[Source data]
** Start **
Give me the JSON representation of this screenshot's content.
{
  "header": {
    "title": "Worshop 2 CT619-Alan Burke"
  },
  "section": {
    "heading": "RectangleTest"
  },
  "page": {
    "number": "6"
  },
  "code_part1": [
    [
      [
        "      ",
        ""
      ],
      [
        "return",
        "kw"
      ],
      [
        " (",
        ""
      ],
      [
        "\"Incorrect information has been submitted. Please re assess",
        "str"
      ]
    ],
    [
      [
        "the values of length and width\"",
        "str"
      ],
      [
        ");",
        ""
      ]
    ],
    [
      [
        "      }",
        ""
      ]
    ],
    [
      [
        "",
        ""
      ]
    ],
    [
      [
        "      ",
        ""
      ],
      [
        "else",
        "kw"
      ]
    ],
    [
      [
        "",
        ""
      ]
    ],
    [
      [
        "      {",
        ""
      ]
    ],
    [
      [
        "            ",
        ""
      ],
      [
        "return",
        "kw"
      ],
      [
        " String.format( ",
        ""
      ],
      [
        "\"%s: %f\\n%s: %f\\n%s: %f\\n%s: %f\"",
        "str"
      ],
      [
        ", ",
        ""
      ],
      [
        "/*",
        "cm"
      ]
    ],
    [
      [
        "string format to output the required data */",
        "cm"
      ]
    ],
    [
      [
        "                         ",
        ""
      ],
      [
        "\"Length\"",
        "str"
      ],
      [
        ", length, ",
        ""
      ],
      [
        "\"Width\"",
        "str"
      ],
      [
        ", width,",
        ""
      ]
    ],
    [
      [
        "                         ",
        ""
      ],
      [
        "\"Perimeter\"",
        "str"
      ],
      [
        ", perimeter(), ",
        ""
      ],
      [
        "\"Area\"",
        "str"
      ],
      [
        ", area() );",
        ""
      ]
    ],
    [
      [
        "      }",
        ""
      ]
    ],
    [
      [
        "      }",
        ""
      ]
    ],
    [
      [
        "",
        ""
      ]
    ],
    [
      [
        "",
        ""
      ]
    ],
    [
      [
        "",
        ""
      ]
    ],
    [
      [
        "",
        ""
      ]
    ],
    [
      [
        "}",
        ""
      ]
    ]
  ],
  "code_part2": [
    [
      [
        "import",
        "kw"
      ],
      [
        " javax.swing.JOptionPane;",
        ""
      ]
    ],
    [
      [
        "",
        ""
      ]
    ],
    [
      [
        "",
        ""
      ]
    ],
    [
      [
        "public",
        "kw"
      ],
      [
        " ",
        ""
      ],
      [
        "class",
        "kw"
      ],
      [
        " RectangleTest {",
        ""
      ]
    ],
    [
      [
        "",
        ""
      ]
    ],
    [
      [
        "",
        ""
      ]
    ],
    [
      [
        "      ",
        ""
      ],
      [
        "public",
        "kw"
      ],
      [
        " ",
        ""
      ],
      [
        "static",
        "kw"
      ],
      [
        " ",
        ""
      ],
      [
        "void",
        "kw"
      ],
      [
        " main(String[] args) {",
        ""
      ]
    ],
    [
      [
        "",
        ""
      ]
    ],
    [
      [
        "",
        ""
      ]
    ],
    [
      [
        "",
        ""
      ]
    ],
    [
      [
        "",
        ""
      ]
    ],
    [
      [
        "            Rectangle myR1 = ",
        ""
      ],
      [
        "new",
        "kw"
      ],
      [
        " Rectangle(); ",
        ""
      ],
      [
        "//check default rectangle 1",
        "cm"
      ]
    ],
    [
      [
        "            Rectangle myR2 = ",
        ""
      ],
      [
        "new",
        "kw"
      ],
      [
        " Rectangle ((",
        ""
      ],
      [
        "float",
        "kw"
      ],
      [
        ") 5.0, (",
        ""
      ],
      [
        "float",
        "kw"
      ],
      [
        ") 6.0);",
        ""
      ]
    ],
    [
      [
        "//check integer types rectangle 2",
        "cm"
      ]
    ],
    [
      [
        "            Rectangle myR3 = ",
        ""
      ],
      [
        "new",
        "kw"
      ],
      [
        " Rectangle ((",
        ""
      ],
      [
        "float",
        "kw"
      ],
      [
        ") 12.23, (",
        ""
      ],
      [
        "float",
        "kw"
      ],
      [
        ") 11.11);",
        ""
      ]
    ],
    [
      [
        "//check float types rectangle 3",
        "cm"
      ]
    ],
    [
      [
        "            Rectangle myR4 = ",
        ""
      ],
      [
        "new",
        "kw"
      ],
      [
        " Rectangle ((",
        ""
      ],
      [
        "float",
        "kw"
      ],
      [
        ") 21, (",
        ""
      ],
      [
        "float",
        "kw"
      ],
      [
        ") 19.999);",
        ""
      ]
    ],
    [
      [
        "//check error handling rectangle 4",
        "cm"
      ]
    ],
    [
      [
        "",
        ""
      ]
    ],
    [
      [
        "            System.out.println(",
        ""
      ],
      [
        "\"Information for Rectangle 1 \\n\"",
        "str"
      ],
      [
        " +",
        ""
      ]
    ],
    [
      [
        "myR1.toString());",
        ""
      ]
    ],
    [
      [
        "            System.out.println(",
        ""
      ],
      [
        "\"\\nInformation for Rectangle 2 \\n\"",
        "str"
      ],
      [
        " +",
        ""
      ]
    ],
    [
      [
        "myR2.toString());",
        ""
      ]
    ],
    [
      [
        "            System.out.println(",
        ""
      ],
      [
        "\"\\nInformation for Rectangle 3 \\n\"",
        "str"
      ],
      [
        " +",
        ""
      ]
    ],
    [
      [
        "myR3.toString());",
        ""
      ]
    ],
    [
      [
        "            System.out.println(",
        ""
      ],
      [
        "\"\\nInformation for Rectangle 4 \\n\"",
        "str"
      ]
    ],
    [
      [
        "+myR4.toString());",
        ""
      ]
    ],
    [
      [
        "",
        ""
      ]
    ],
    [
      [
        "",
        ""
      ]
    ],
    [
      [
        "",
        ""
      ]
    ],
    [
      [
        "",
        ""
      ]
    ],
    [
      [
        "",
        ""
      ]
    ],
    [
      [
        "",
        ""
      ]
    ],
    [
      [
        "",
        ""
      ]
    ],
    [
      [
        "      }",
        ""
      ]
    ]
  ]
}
** End **
*Aim:*
Write out the records above again, keeping each one identical to the original.

*Finished answer:*
Give me the JSON representation of this screenshot's content.
{
  "header": {
    "title": "Worshop 2 CT619-Alan Burke"
  },
  "section": {
    "heading": "RectangleTest"
  },
  "page": {
    "number": "6"
  },
  "code_part1": [
    [
      [
        "      ",
        ""
      ],
      [
        "return",
        "kw"
      ],
      [
        " (",
        ""
      ],
      [
        "\"Incorrect information has been submitted. Please re assess",
        "str"
      ]
    ],
    [
      [
        "the values of length and width\"",
        "str"
      ],
      [
        ");",
        ""
      ]
    ],
    [
      [
        "      }",
        ""
      ]
    ],
    [
      [
        "",
        ""
      ]
    ],
    [
      [
        "      ",
        ""
      ],
      [
        "else",
        "kw"
      ]
    ],
    [
      [
        "",
        ""
      ]
    ],
    [
      [
        "      {",
        ""
      ]
    ],
    [
      [
        "            ",
        ""
      ],
      [
        "return",
        "kw"
      ],
      [
        " String.format( ",
        ""
      ],
      [
        "\"%s: %f\\n%s: %f\\n%s: %f\\n%s: %f\"",
        "str"
      ],
      [
        ", ",
        ""
      ],
      [
        "/*",
        "cm"
      ]
    ],
    [
      [
        "string format to output the required data */",
        "cm"
      ]
    ],
    [
      [
        "                         ",
        ""
      ],
      [
        "\"Length\"",
        "str"
      ],
      [
        ", length, ",
        ""
      ],
      [
        "\"Width\"",
        "str"
      ],
      [
        ", width,",
        ""
      ]
    ],
    [
      [
        "                         ",
        ""
      ],
      [
        "\"Perimeter\"",
        "str"
      ],
      [
        ", perimeter(), ",
        ""
      ],
      [
        "\"Area\"",
        "str"
      ],
      [
        ", area() );",
        ""
      ]
    ],
    [
      [
        "      }",
        ""
      ]
    ],
    [
      [
        "      }",
        ""
      ]
    ],
    [
      [
        "",
        ""
      ]
    ],
    [
      [
        "",
        ""
      ]
    ],
    [
      [
        "",
        ""
      ]
    ],
    [
      [
        "",
        ""
      ]
    ],
    [
      [
        "}",
        ""
      ]
    ]
  ],
  "code_part2": [
    [
      [
        "import",
        "kw"
      ],
      [
        " javax.swing.JOptionPane;",
        ""
      ]
    ],
    [
      [
        "",
        ""
      ]
    ],
    [
      [
        "",
        ""
      ]
    ],
    [
      [
        "public",
        "kw"
      ],
      [
        " ",
        ""
      ],
      [
        "class",
        "kw"
      ],
      [
        " RectangleTest {",
        ""
      ]
    ],
    [
      [
        "",
        ""
      ]
    ],
    [
      [
        "",
        ""
      ]
    ],
    [
      [
        "      ",
        ""
      ],
      [
        "public",
        "kw"
      ],
      [
        " ",
        ""
      ],
      [
        "static",
        "kw"
      ],
      [
        " ",
        ""
      ],
      [
        "void",
        "kw"
      ],
      [
        " main(String[] args) {",
        ""
      ]
    ],
    [
      [
        "",
        ""
      ]
    ],
    [
      [
        "",
        ""
      ]
    ],
    [
      [
        "",
        ""
      ]
    ],
    [
      [
        "",
        ""
      ]
    ],
    [
      [
        "            Rectangle myR1 = ",
        ""
      ],
      [
        "new",
        "kw"
      ],
      [
        " Rectangle(); ",
        ""
      ],
      [
        "//check default rectangle 1",
        "cm"
      ]
    ],
    [
      [
        "            Rectangle myR2 = ",
        ""
      ],
      [
        "new",
        "kw"
      ],
      [
        " Rectangle ((",
        ""
      ],
      [
        "float",
        "kw"
      ],
      [
        ") 5.0, (",
        ""
      ],
      [
        "float",
        "kw"
      ],
      [
        ") 6.0);",
        ""
      ]
    ],
    [
      [
        "//check integer types rectangle 2",
        "cm"
      ]
    ],
    [
      [
        "            Rectangle myR3 = ",
        ""
      ],
      [
        "new",
        "kw"
      ],
      [
        " Rectangle ((",
        ""
      ],
      [
        "float",
        "kw"
      ],
      [
        ") 12.23, (",
        ""
      ],
      [
        "float",
        "kw"
      ],
      [
        ") 11.11);",
        ""
      ]
    ],
    [
      [
        "//check float types rectangle 3",
        "cm"
      ]
    ],
    [
      [
        "            Rectangle myR4 = ",
        ""
      ],
      [
        "new",
        "kw"
      ],
      [
        " Rectangle ((",
        ""
      ],
      [
        "float",
        "kw"
      ],
      [
        ") 21, (",
        ""
      ],
      [
        "float",
        "kw"
      ],
      [
        ") 19.999);",
        ""
      ]
    ],
    [
      [
        "//check error handling rectangle 4",
        "cm"
      ]
    ],
    [
      [
        "",
        ""
      ]
    ],
    [
      [
        "            System.out.println(",
        ""
      ],
      [
        "\"Information for Rectangle 1 \\n\"",
        "str"
      ],
      [
        " +",
        ""
      ]
    ],
    [
      [
        "myR1.toString());",
        ""
      ]
    ],
    [
      [
        "            System.out.println(",
        ""
      ],
      [
        "\"\\nInformation for Rectangle 2 \\n\"",
        "str"
      ],
      [
        " +",
        ""
      ]
    ],
    [
      [
        "myR2.toString());",
        ""
      ]
    ],
    [
      [
        "            System.out.println(",
        ""
      ],
      [
        "\"\\nInformation for Rectangle 3 \\n\"",
        "str"
      ],
      [
        " +",
        ""
      ]
    ],
    [
      [
        "myR3.toString());",
        ""
      ]
    ],
    [
      [
        "            System.out.println(",
        ""
      ],
      [
        "\"\\nInformation for Rectangle 4 \\n\"",
        "str"
      ]
    ],
    [
      [
        "+myR4.toString());",
        ""
      ]
    ],
    [
      [
        "",
        ""
      ]
    ],
    [
      [
        "",
        ""
      ]
    ],
    [
      [
        "",
        ""
      ]
    ],
    [
      [
        "",
        ""
      ]
    ],
    [
      [
        "",
        ""
      ]
    ],
    [
      [
        "",
        ""
      ]
    ],
    [
      [
        "",
        ""
      ]
    ],
    [
      [
        "      }",
        ""
      ]
    ]
  ]
}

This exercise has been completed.